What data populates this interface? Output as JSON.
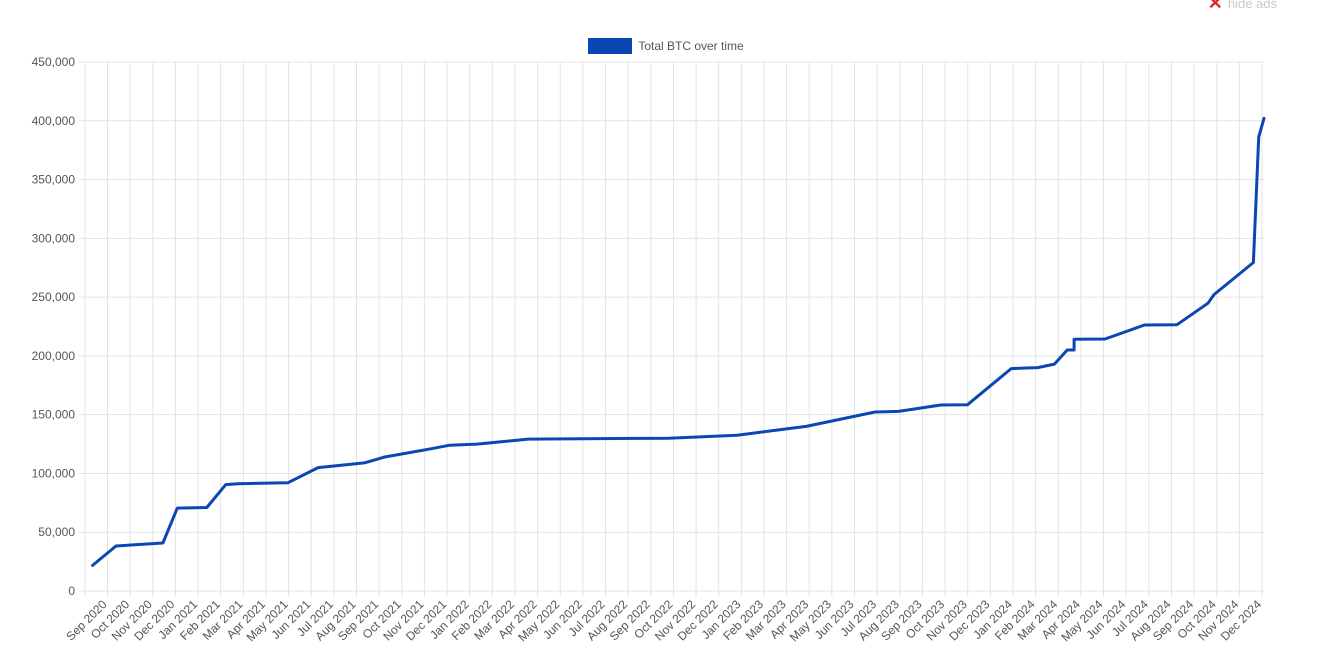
{
  "hide_ads_label": "hide ads",
  "colors": {
    "line": "#0b47b2",
    "grid": "#e3e3e3",
    "close": "#e3262b"
  },
  "chart_data": {
    "type": "line",
    "series": [
      {
        "name": "Total BTC over time",
        "points": [
          [
            "2020-08-30",
            21800
          ],
          [
            "2020-09-30",
            38300
          ],
          [
            "2020-12-01",
            40800
          ],
          [
            "2020-12-20",
            70500
          ],
          [
            "2021-01-28",
            71000
          ],
          [
            "2021-02-22",
            90500
          ],
          [
            "2021-03-10",
            91300
          ],
          [
            "2021-05-15",
            92000
          ],
          [
            "2021-06-24",
            105000
          ],
          [
            "2021-08-24",
            109000
          ],
          [
            "2021-09-20",
            114000
          ],
          [
            "2021-11-20",
            121000
          ],
          [
            "2021-12-15",
            124000
          ],
          [
            "2022-01-20",
            125000
          ],
          [
            "2022-03-29",
            129200
          ],
          [
            "2022-09-30",
            130000
          ],
          [
            "2022-12-30",
            132500
          ],
          [
            "2023-03-31",
            140000
          ],
          [
            "2023-06-30",
            152300
          ],
          [
            "2023-07-31",
            152800
          ],
          [
            "2023-09-25",
            158200
          ],
          [
            "2023-10-30",
            158400
          ],
          [
            "2023-12-27",
            189200
          ],
          [
            "2024-01-31",
            190000
          ],
          [
            "2024-02-22",
            193000
          ],
          [
            "2024-03-10",
            205000
          ],
          [
            "2024-03-19",
            205000
          ],
          [
            "2024-03-19",
            214200
          ],
          [
            "2024-04-29",
            214400
          ],
          [
            "2024-06-20",
            226300
          ],
          [
            "2024-08-02",
            226500
          ],
          [
            "2024-09-12",
            244800
          ],
          [
            "2024-09-20",
            252200
          ],
          [
            "2024-11-11",
            279400
          ],
          [
            "2024-11-18",
            386000
          ],
          [
            "2024-11-25",
            402100
          ]
        ]
      }
    ],
    "x_ticks": [
      "Sep 2020",
      "Oct 2020",
      "Nov 2020",
      "Dec 2020",
      "Jan 2021",
      "Feb 2021",
      "Mar 2021",
      "Apr 2021",
      "May 2021",
      "Jun 2021",
      "Jul 2021",
      "Aug 2021",
      "Sep 2021",
      "Oct 2021",
      "Nov 2021",
      "Dec 2021",
      "Jan 2022",
      "Feb 2022",
      "Mar 2022",
      "Apr 2022",
      "May 2022",
      "Jun 2022",
      "Jul 2022",
      "Aug 2022",
      "Sep 2022",
      "Oct 2022",
      "Nov 2022",
      "Dec 2022",
      "Jan 2023",
      "Feb 2023",
      "Mar 2023",
      "Apr 2023",
      "May 2023",
      "Jun 2023",
      "Jul 2023",
      "Aug 2023",
      "Sep 2023",
      "Oct 2023",
      "Nov 2023",
      "Dec 2023",
      "Jan 2024",
      "Feb 2024",
      "Mar 2024",
      "Apr 2024",
      "May 2024",
      "Jun 2024",
      "Jul 2024",
      "Aug 2024",
      "Sep 2024",
      "Oct 2024",
      "Nov 2024",
      "Dec 2024"
    ],
    "y_ticks": [
      "0",
      "50,000",
      "100,000",
      "150,000",
      "200,000",
      "250,000",
      "300,000",
      "350,000",
      "400,000",
      "450,000"
    ],
    "ylim": [
      0,
      450000
    ],
    "xlim": [
      "2020-08-20",
      "2024-11-25"
    ],
    "grid": true,
    "legend_position": "top-center",
    "x_axis": "time"
  }
}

□ □ □ □ □ □ □

#### [Direction]
Repeat every record above exactly, but leave out any pictures.

#### [Correct response]
What data populates this interface? Output as JSON.
{
  "hide_ads_label": "hide ads",
  "colors": {
    "line": "#0b47b2",
    "grid": "#e3e3e3",
    "close": "#e3262b"
  },
  "chart_data": {
    "type": "line",
    "series": [
      {
        "name": "Total BTC over time",
        "points": [
          [
            "2020-08-30",
            21800
          ],
          [
            "2020-09-30",
            38300
          ],
          [
            "2020-12-01",
            40800
          ],
          [
            "2020-12-20",
            70500
          ],
          [
            "2021-01-28",
            71000
          ],
          [
            "2021-02-22",
            90500
          ],
          [
            "2021-03-10",
            91300
          ],
          [
            "2021-05-15",
            92000
          ],
          [
            "2021-06-24",
            105000
          ],
          [
            "2021-08-24",
            109000
          ],
          [
            "2021-09-20",
            114000
          ],
          [
            "2021-11-20",
            121000
          ],
          [
            "2021-12-15",
            124000
          ],
          [
            "2022-01-20",
            125000
          ],
          [
            "2022-03-29",
            129200
          ],
          [
            "2022-09-30",
            130000
          ],
          [
            "2022-12-30",
            132500
          ],
          [
            "2023-03-31",
            140000
          ],
          [
            "2023-06-30",
            152300
          ],
          [
            "2023-07-31",
            152800
          ],
          [
            "2023-09-25",
            158200
          ],
          [
            "2023-10-30",
            158400
          ],
          [
            "2023-12-27",
            189200
          ],
          [
            "2024-01-31",
            190000
          ],
          [
            "2024-02-22",
            193000
          ],
          [
            "2024-03-10",
            205000
          ],
          [
            "2024-03-19",
            205000
          ],
          [
            "2024-03-19",
            214200
          ],
          [
            "2024-04-29",
            214400
          ],
          [
            "2024-06-20",
            226300
          ],
          [
            "2024-08-02",
            226500
          ],
          [
            "2024-09-12",
            244800
          ],
          [
            "2024-09-20",
            252200
          ],
          [
            "2024-11-11",
            279400
          ],
          [
            "2024-11-18",
            386000
          ],
          [
            "2024-11-25",
            402100
          ]
        ]
      }
    ],
    "x_ticks": [
      "Sep 2020",
      "Oct 2020",
      "Nov 2020",
      "Dec 2020",
      "Jan 2021",
      "Feb 2021",
      "Mar 2021",
      "Apr 2021",
      "May 2021",
      "Jun 2021",
      "Jul 2021",
      "Aug 2021",
      "Sep 2021",
      "Oct 2021",
      "Nov 2021",
      "Dec 2021",
      "Jan 2022",
      "Feb 2022",
      "Mar 2022",
      "Apr 2022",
      "May 2022",
      "Jun 2022",
      "Jul 2022",
      "Aug 2022",
      "Sep 2022",
      "Oct 2022",
      "Nov 2022",
      "Dec 2022",
      "Jan 2023",
      "Feb 2023",
      "Mar 2023",
      "Apr 2023",
      "May 2023",
      "Jun 2023",
      "Jul 2023",
      "Aug 2023",
      "Sep 2023",
      "Oct 2023",
      "Nov 2023",
      "Dec 2023",
      "Jan 2024",
      "Feb 2024",
      "Mar 2024",
      "Apr 2024",
      "May 2024",
      "Jun 2024",
      "Jul 2024",
      "Aug 2024",
      "Sep 2024",
      "Oct 2024",
      "Nov 2024",
      "Dec 2024"
    ],
    "y_ticks": [
      "0",
      "50,000",
      "100,000",
      "150,000",
      "200,000",
      "250,000",
      "300,000",
      "350,000",
      "400,000",
      "450,000"
    ],
    "ylim": [
      0,
      450000
    ],
    "xlim": [
      "2020-08-20",
      "2024-11-25"
    ],
    "grid": true,
    "legend_position": "top-center",
    "x_axis": "time"
  }
}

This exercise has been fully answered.